Dataset items:
# # # # #
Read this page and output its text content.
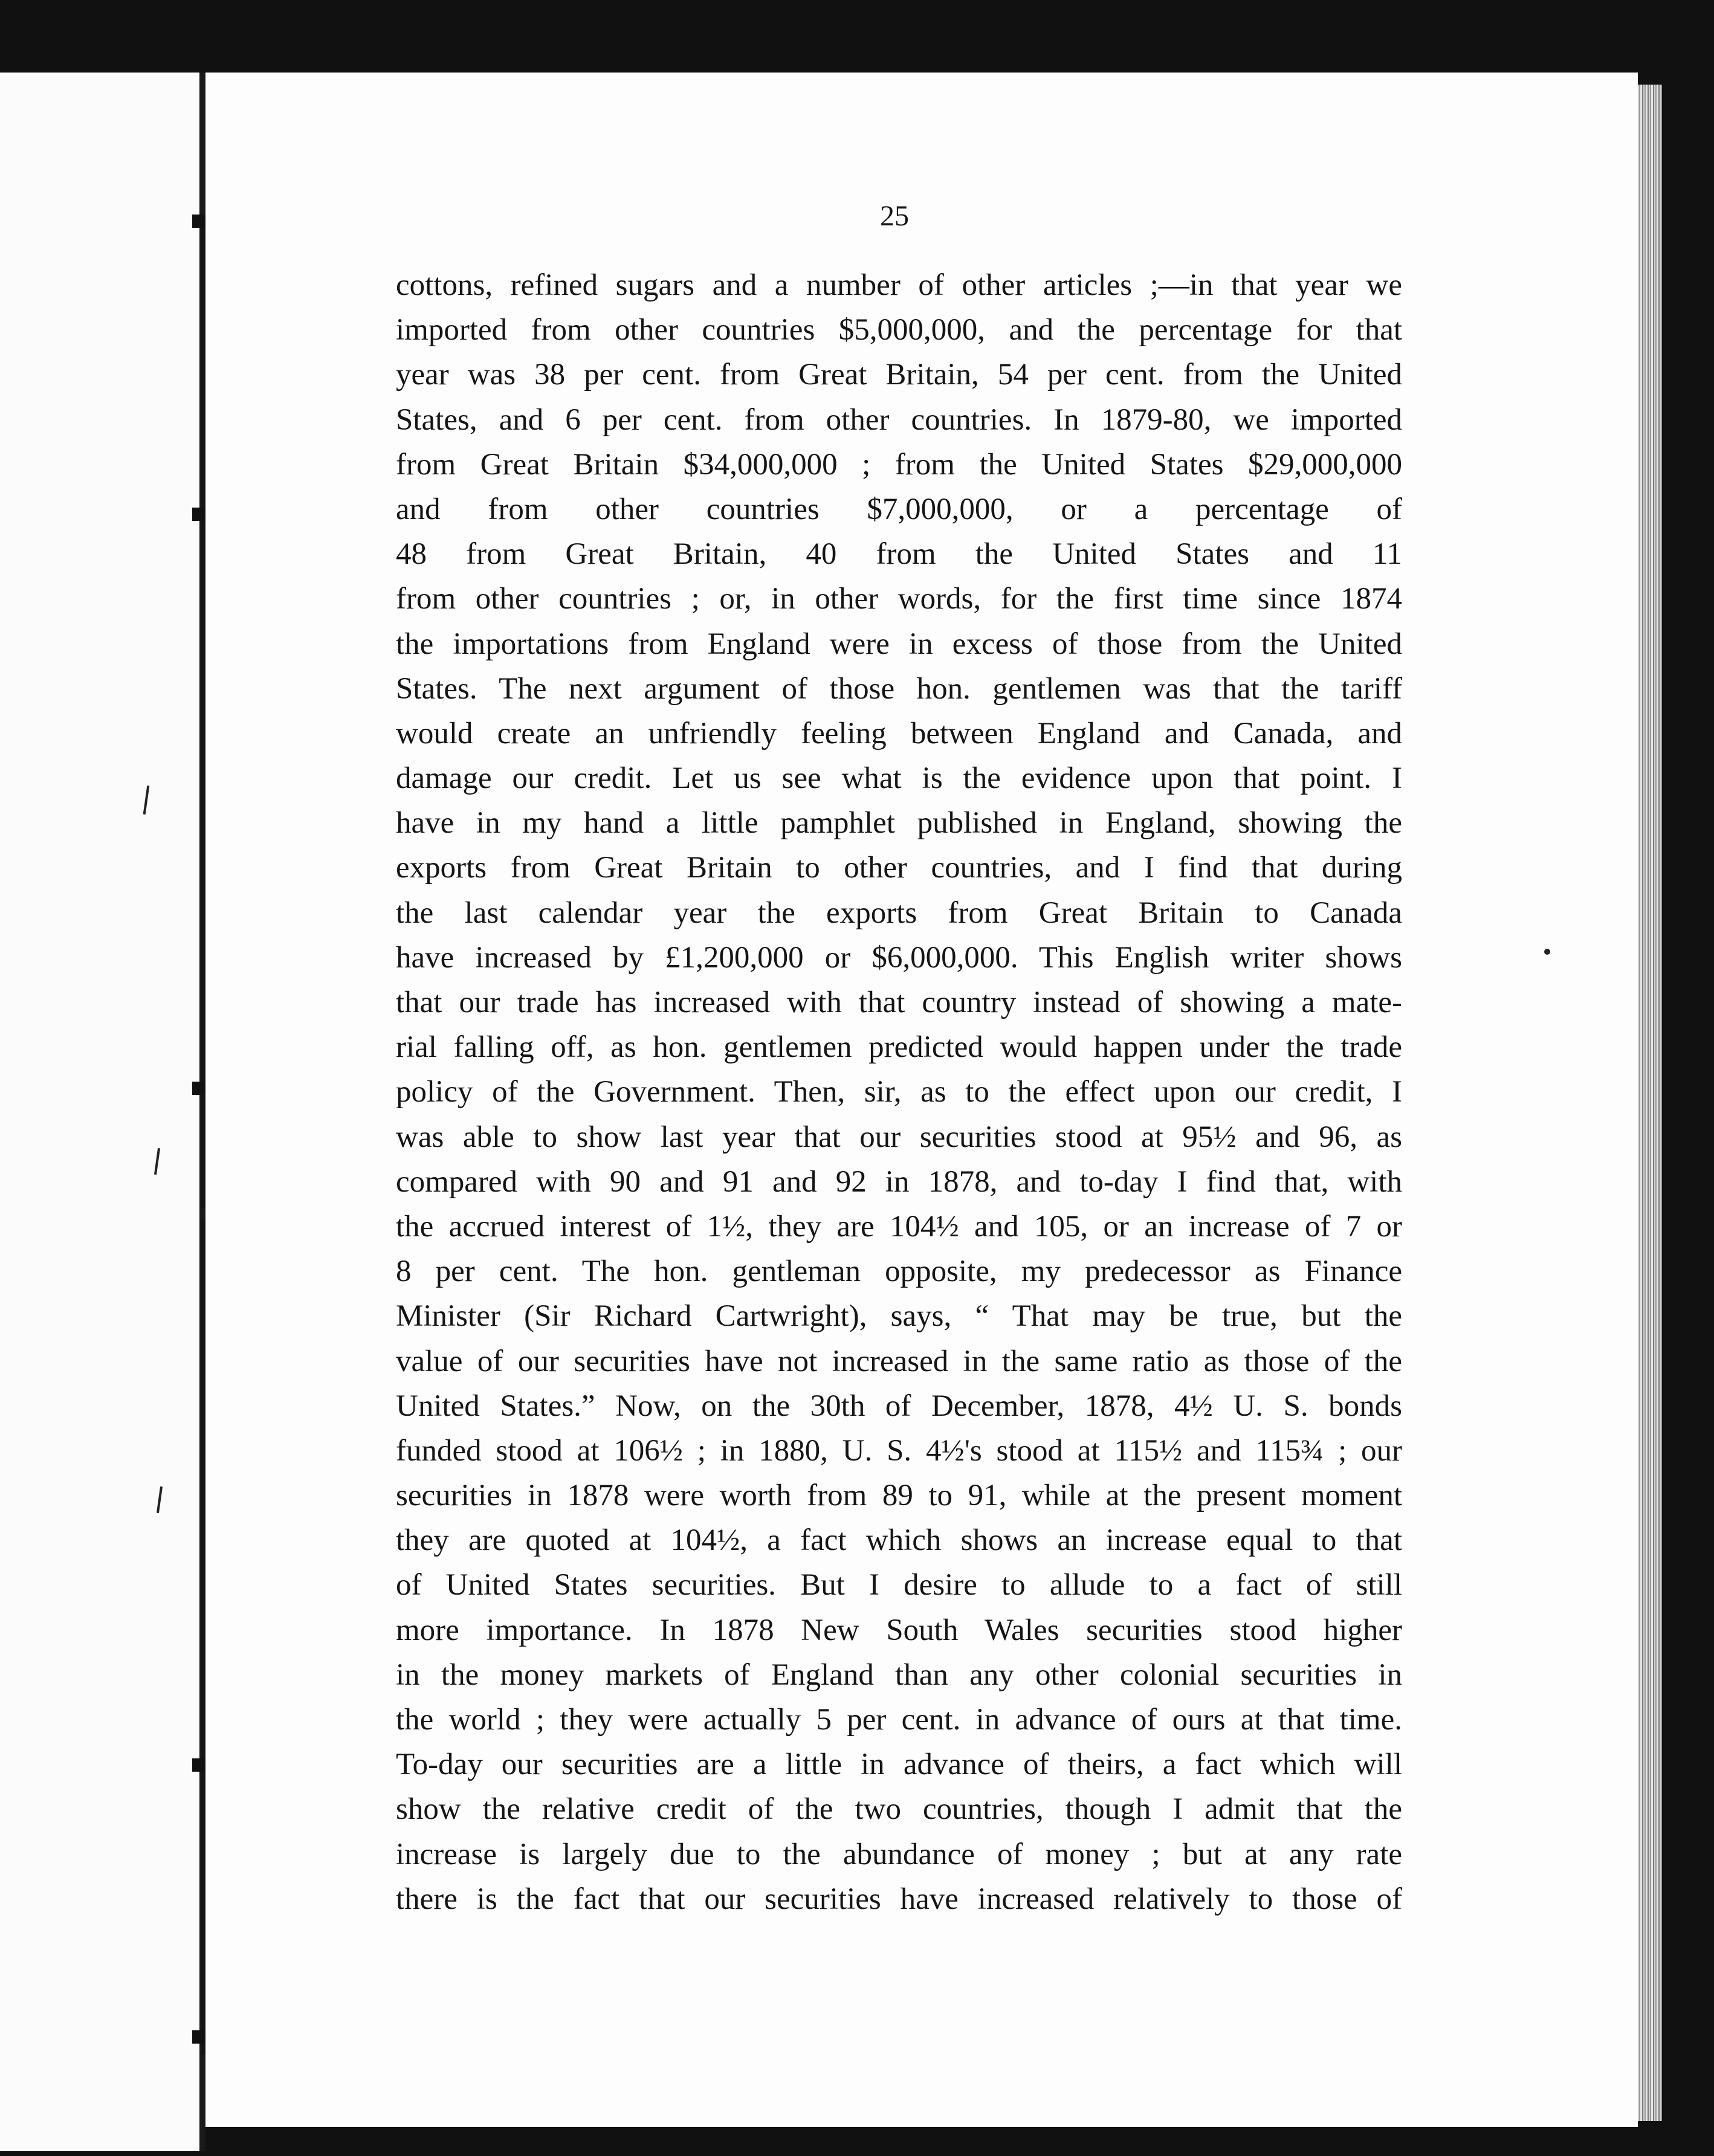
25
cottons, refined sugars and a number of other articles ;—in that year we
imported from other countries $5,000,000, and the percentage for that
year was 38 per cent. from Great Britain, 54 per cent. from the United
States, and 6 per cent. from other countries. In 1879-80, we imported
from Great Britain $34,000,000 ; from the United States $29,000,000
and from other countries $7,000,000, or a percentage of
48 from Great Britain, 40 from the United States and 11
from other countries ; or, in other words, for the first time since 1874
the importations from England were in excess of those from the United
States. The next argument of those hon. gentlemen was that the tariff
would create an unfriendly feeling between England and Canada, and
damage our credit. Let us see what is the evidence upon that point. I
have in my hand a little pamphlet published in England, showing the
exports from Great Britain to other countries, and I find that during
the last calendar year the exports from Great Britain to Canada
have increased by £1,200,000 or $6,000,000. This English writer shows
that our trade has increased with that country instead of showing a mate-
rial falling off, as hon. gentlemen predicted would happen under the trade
policy of the Government. Then, sir, as to the effect upon our credit, I
was able to show last year that our securities stood at 95½ and 96, as
compared with 90 and 91 and 92 in 1878, and to-day I find that, with
the accrued interest of 1½, they are 104½ and 105, or an increase of 7 or
8 per cent. The hon. gentleman opposite, my predecessor as Finance
Minister (Sir Richard Cartwright), says, “ That may be true, but the
value of our securities have not increased in the same ratio as those of the
United States.” Now, on the 30th of December, 1878, 4½ U. S. bonds
funded stood at 106½ ; in 1880, U. S. 4½'s stood at 115½ and 115¾ ; our
securities in 1878 were worth from 89 to 91, while at the present moment
they are quoted at 104½, a fact which shows an increase equal to that
of United States securities. But I desire to allude to a fact of still
more importance. In 1878 New South Wales securities stood higher
in the money markets of England than any other colonial securities in
the world ; they were actually 5 per cent. in advance of ours at that time.
To-day our securities are a little in advance of theirs, a fact which will
show the relative credit of the two countries, though I admit that the
increase is largely due to the abundance of money ; but at any rate
there is the fact that our securities have increased relatively to those of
# # # # #
> **Task requirements**:
Copy out every line holding the string "upon".

> **Solution for this problem**:
damage our credit. Let us see what is the evidence upon that point. I
policy of the Government. Then, sir, as to the effect upon our credit, I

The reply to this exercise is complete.